[Data records]
_ _ _
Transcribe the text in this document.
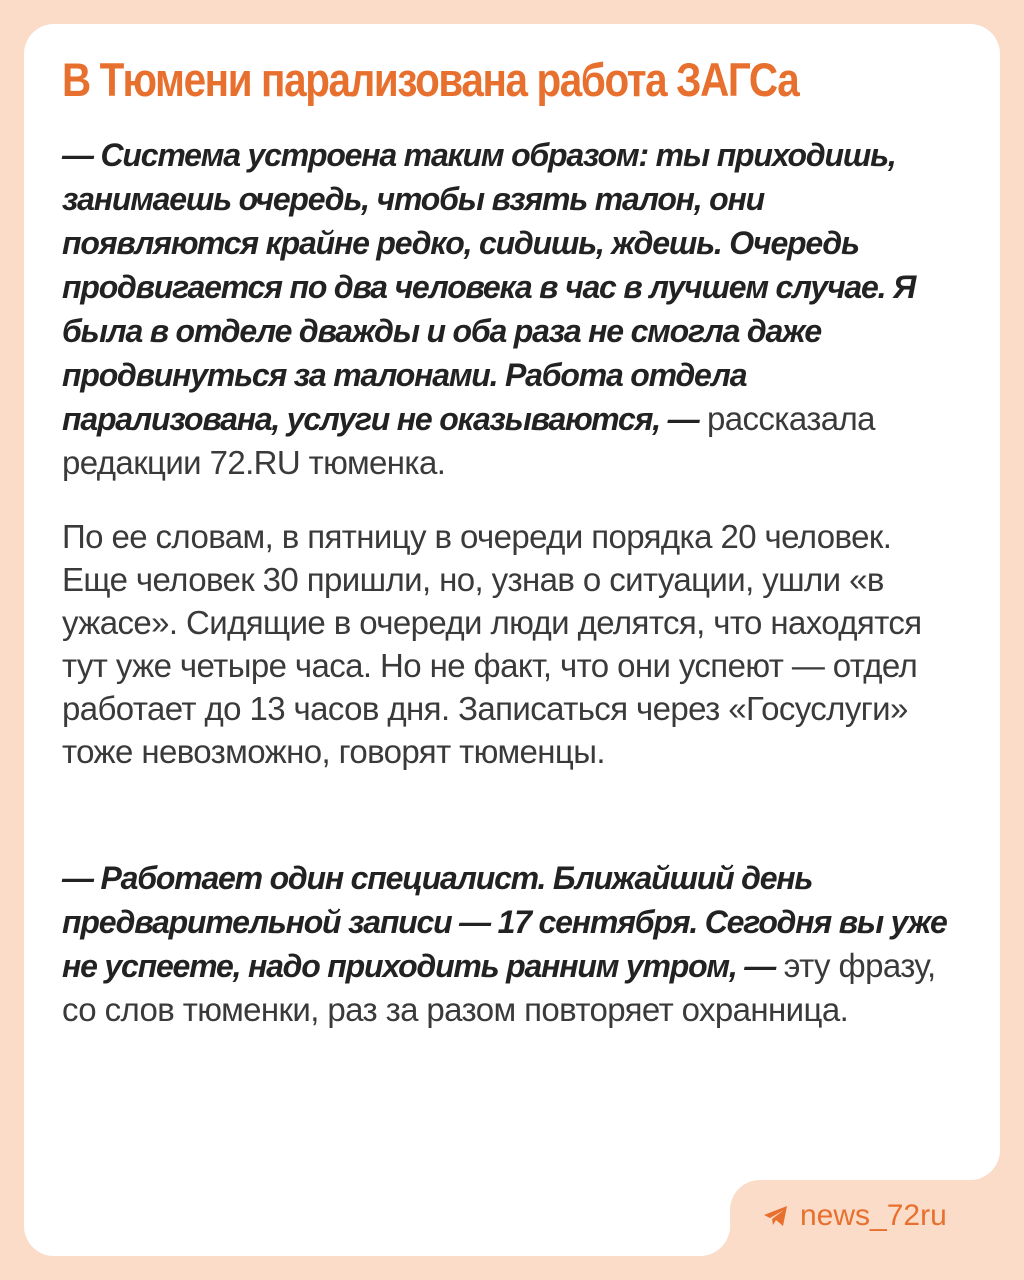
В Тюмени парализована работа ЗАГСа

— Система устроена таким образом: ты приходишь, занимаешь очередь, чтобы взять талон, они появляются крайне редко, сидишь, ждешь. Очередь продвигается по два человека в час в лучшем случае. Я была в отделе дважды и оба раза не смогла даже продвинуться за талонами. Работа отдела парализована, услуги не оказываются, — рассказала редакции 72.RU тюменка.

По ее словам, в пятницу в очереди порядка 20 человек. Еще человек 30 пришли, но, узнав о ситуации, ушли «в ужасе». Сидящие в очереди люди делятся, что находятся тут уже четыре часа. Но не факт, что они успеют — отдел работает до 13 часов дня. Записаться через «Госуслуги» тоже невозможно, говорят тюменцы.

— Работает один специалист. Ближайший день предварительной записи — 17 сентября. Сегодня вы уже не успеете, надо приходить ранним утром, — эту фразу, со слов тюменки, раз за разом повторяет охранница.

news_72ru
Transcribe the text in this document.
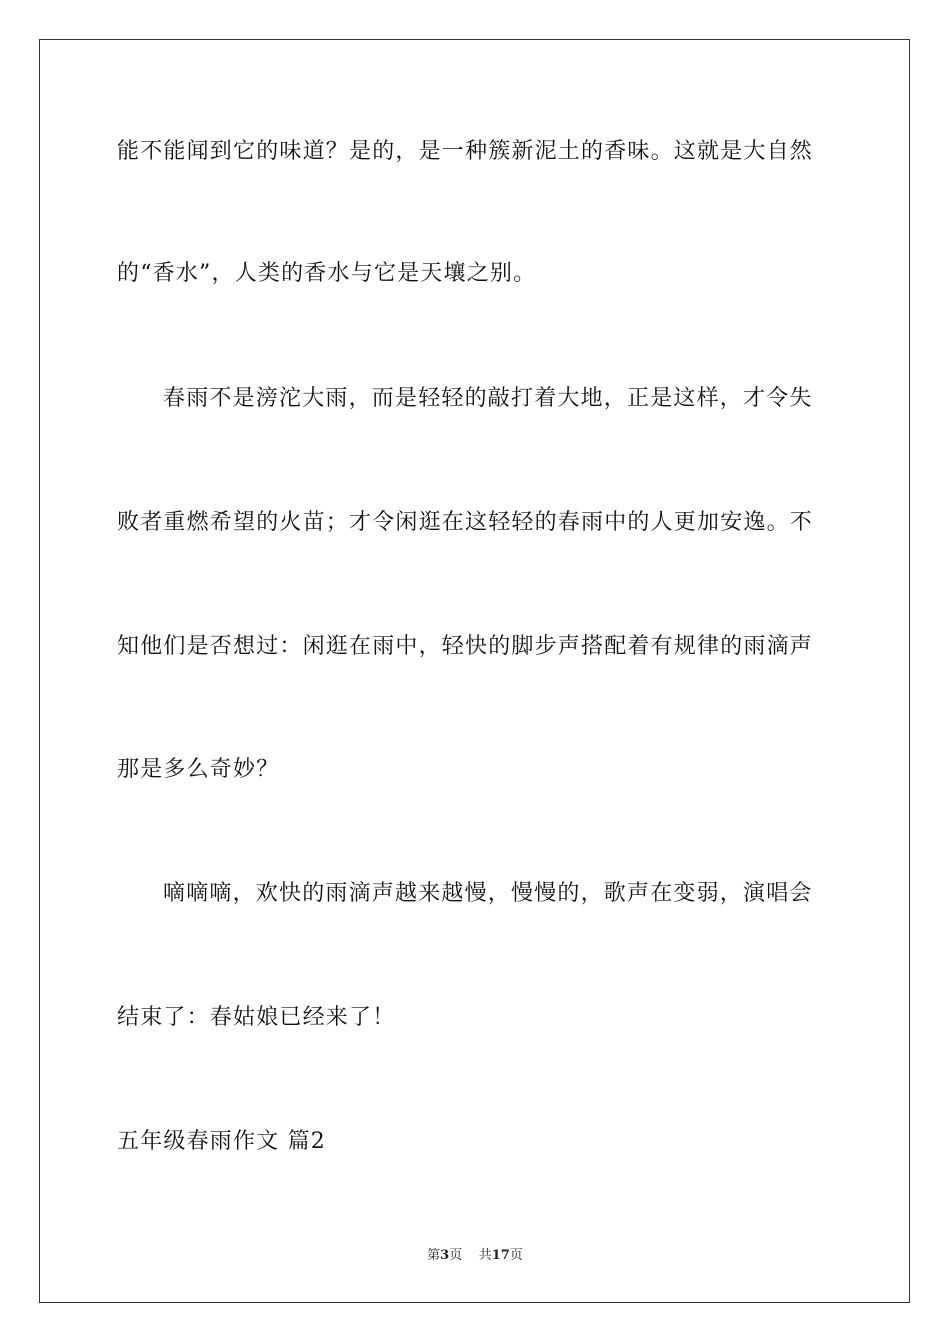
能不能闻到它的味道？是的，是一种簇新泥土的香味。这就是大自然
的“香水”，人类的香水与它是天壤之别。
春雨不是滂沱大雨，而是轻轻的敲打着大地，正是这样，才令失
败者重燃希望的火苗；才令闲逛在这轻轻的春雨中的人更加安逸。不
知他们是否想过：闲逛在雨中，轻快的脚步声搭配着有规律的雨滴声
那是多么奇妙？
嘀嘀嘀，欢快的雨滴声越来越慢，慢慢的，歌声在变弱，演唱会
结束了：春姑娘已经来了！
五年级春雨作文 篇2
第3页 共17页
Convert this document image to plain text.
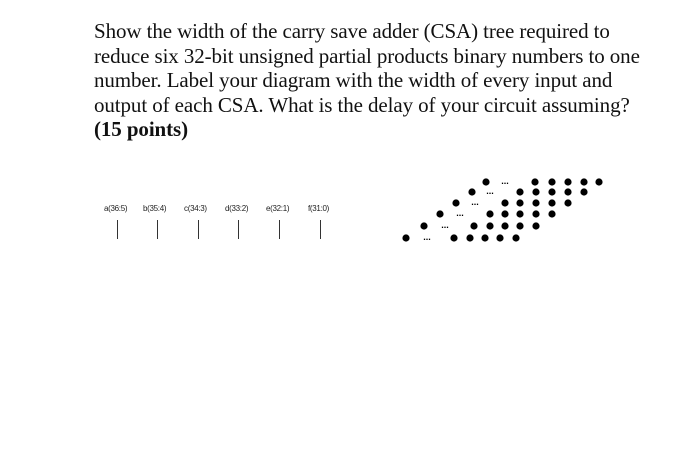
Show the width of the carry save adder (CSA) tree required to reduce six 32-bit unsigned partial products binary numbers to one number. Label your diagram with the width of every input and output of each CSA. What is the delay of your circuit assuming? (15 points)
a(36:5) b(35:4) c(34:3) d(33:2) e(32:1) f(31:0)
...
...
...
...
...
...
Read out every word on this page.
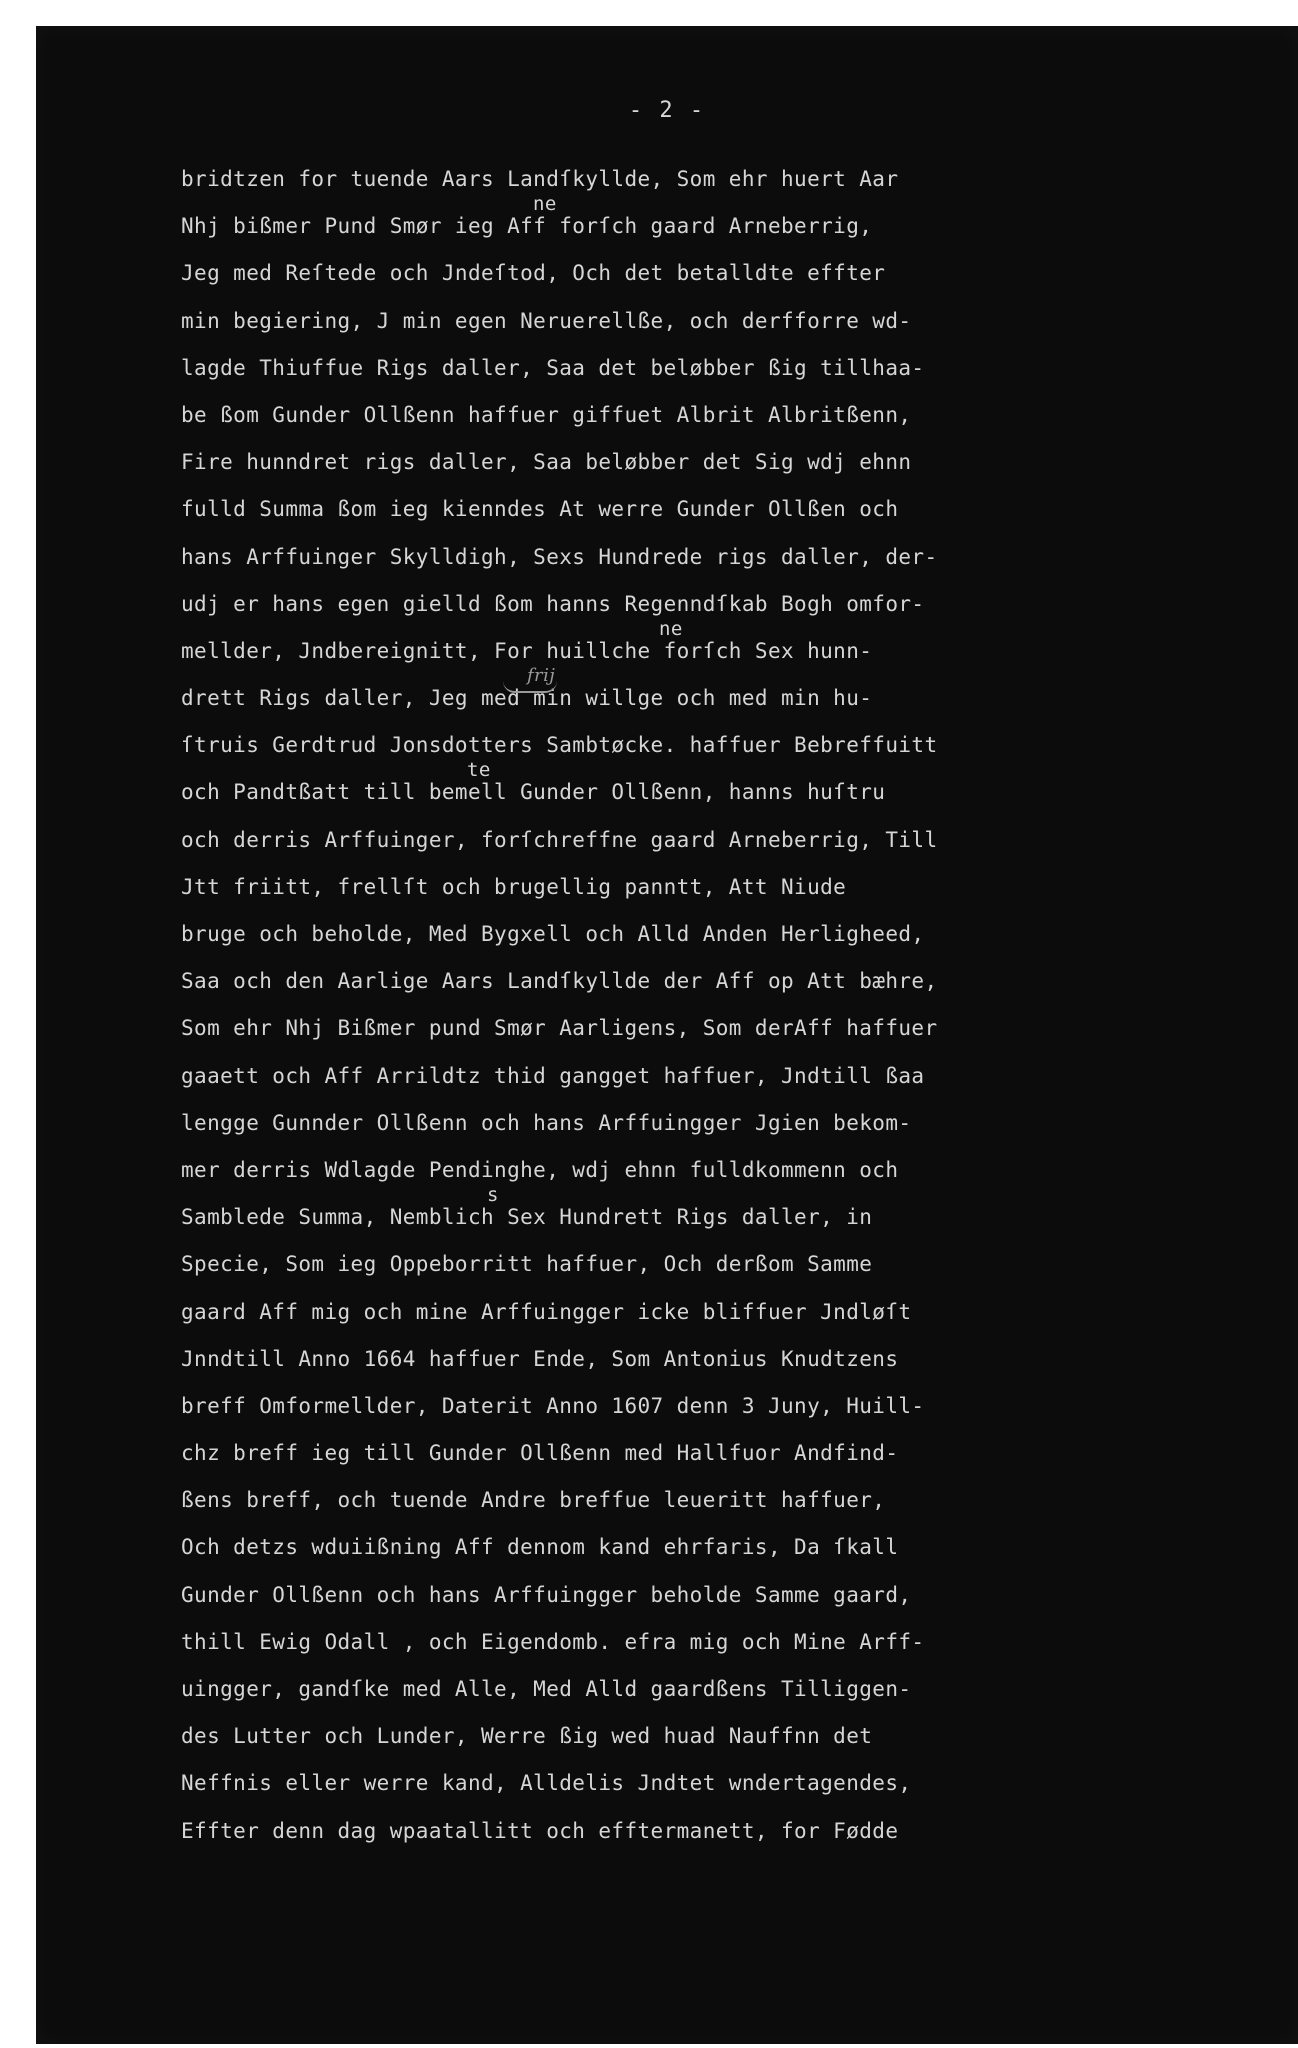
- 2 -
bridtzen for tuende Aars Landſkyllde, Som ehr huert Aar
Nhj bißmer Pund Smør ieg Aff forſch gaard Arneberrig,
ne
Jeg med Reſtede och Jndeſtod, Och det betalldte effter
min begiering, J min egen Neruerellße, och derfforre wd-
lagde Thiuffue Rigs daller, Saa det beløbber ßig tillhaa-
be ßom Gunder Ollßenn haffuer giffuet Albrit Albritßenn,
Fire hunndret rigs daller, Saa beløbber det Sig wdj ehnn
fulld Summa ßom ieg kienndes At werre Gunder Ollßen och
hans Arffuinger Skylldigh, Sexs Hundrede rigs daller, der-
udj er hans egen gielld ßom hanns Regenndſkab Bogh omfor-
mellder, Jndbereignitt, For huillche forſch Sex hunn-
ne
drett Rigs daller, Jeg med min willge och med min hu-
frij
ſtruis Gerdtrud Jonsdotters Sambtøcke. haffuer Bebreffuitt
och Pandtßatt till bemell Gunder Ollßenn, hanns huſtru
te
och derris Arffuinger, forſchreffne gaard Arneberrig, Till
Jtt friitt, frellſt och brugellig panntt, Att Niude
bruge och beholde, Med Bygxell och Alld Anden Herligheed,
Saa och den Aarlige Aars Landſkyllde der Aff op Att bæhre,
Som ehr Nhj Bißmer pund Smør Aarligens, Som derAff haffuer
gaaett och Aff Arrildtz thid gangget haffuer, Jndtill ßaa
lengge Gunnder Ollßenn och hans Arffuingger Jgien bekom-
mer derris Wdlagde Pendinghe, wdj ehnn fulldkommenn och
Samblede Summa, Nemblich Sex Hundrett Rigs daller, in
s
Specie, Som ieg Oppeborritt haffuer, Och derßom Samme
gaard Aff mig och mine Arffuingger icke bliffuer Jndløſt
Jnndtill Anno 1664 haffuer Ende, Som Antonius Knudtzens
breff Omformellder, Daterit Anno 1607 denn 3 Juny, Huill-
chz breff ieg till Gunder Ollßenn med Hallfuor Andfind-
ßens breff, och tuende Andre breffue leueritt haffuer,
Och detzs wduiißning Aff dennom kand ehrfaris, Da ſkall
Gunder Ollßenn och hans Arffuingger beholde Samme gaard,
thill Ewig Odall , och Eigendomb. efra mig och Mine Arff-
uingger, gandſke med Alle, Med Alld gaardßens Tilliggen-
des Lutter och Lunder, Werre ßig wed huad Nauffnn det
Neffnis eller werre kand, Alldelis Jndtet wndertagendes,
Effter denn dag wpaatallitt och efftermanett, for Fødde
_ _ _
▶ _Challenge_: Using the listing above, state the number of lines that hold "tuende", with no other text.

▶ _Complete answer_: 2